# Direction
Please translate this sentence from the thunderstorm text into Spanish: "It’s interesting that both times were in the midst of real life thunderstorms."

Do you see the picture? Be dressed in readiness with your candles burning basically. And there I sat, now dressed in readiness with my candles lit, a literal example of what my spiritual life should look like.
God showed me He can and does have other things to show me in His Word. It made me wonder whether watching TV each night was the best way for me to be spiritually prepared and ready for His return. I am to be a faithful servant, awaiting my Master’s return.
Well, needless to say, this was the second time in my life where I felt like God had just used some circumstances to speak to me. It’s interesting that both times were in the midst of real life thunderstorms. But He does that, doesn’t He? He enters into the “storms” of our lives to show us Himself and give us hope, to teach us and use those hardships to help us know Him.
I praise Him for that, that He is a personal God, so ready to speak, willing to use any of life’s circumstances to reveal Himself to us. I didn’t even ask Him to in these instances, but He graciously opened my eyes to Himself. I praise Him for that. I don’t think I’d ever asked Him before that time to reveal things to me, but I’ve found He does when I ask. I praise Him for that, too.

# Data lines
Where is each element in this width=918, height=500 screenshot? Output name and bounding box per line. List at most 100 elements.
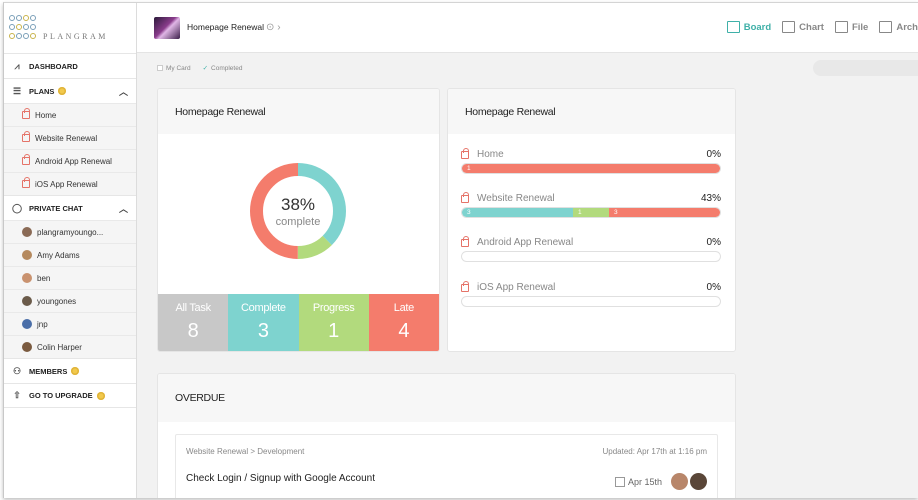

# Solution to the problem
Es interesante que ambas veces fueran en medio de tormentas eléctricas de la vida real.